(Stored items from a collection)
__________
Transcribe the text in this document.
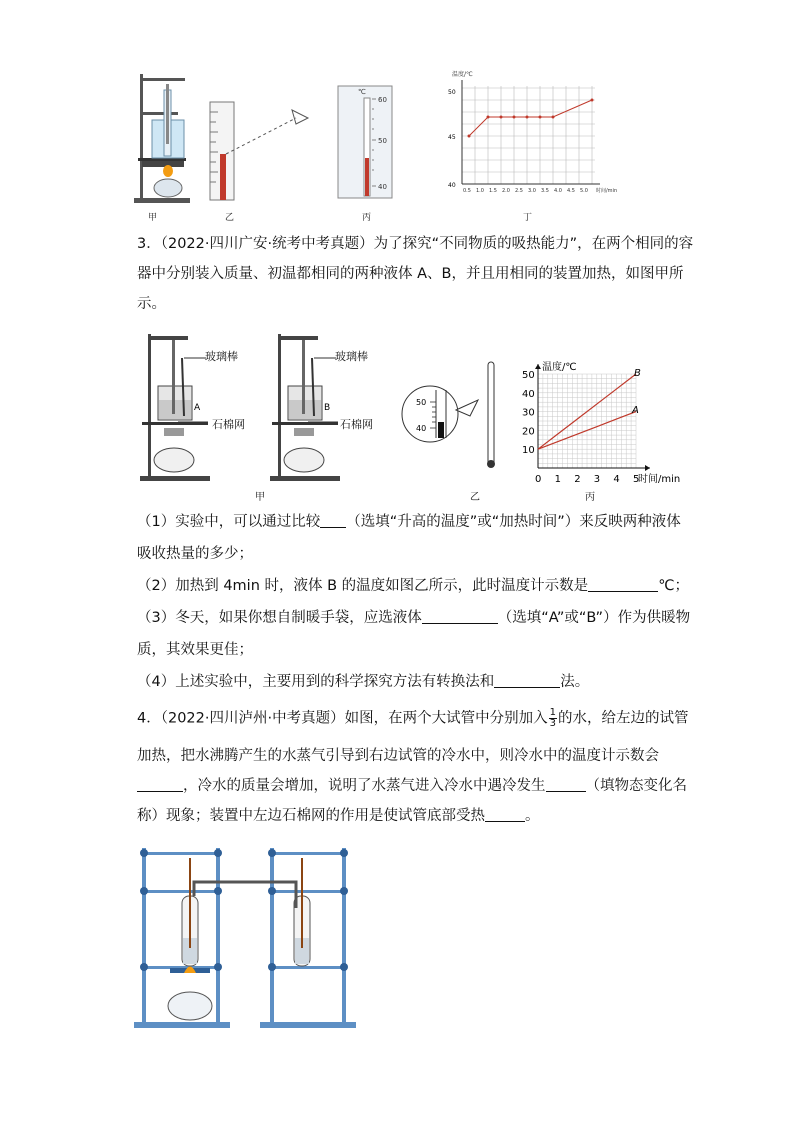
甲	乙
℃
60
50
40
丙
温度/℃
50
45
40
0.5 1.0 1.5 2.0 2.5 3.0 3.5 4.0 4.5 5.0 时间/min
丁
3．（2022·四川广安·统考中考真题）为了探究“不同物质的吸热能力”，在两个相同的容
器中分别装入质量、初温都相同的两种液体 A、B，并且用相同的装置加热，如图甲所
示。
A
玻璃棒
石棉网
B
玻璃棒
石棉网
甲
50
40
乙
温度/℃
时间/min
10
20
30
40
50
0 1 2 3 4 5
B
A
丙
（1）实验中，可以通过比较 （选填“升高的温度”或“加热时间”）来反映两种液体
吸收热量的多少；
（2）加热到 4min 时，液体 B 的温度如图乙所示，此时温度计示数是	℃；
（3）冬天，如果你想自制暖手袋，应选液体	（选填“A”或“B”）作为供暖物
质，其效果更佳；
（4）上述实验中，主要用到的科学探究方法有转换法和	法。
4．（2022·四川泸州·中考真题）如图，在两个大试管中分别加入 $\frac{1}{3}$ 的水，给左边的试管
加热，把水沸腾产生的水蒸气引导到右边试管的冷水中，则冷水中的温度计示数会
，冷水的质量会增加，说明了水蒸气进入冷水中遇冷发生	（填物态变化名
称）现象；装置中左边石棉网的作用是使试管底部受热	。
__________
* _Given exercise_: Transcribe every record above exactly, leaving out the pictures.

* _Expected answer_:
Transcribe the text in this document.
甲	乙
℃
60
50
40
丙
温度/℃
50
45
40
0.5 1.0 1.5 2.0 2.5 3.0 3.5 4.0 4.5 5.0 时间/min
丁
3．（2022·四川广安·统考中考真题）为了探究“不同物质的吸热能力”，在两个相同的容
器中分别装入质量、初温都相同的两种液体 A、B，并且用相同的装置加热，如图甲所
示。
A
玻璃棒
石棉网
B
玻璃棒
石棉网
甲
50
40
乙
温度/℃
时间/min
10
20
30
40
50
0 1 2 3 4 5
B
A
丙
（1）实验中，可以通过比较 （选填“升高的温度”或“加热时间”）来反映两种液体
吸收热量的多少；
（2）加热到 4min 时，液体 B 的温度如图乙所示，此时温度计示数是	℃；
（3）冬天，如果你想自制暖手袋，应选液体	（选填“A”或“B”）作为供暖物
质，其效果更佳；
（4）上述实验中，主要用到的科学探究方法有转换法和	法。
4．（2022·四川泸州·中考真题）如图，在两个大试管中分别加入 $\frac{1}{3}$ 的水，给左边的试管
加热，把水沸腾产生的水蒸气引导到右边试管的冷水中，则冷水中的温度计示数会
，冷水的质量会增加，说明了水蒸气进入冷水中遇冷发生	（填物态变化名
称）现象；装置中左边石棉网的作用是使试管底部受热	。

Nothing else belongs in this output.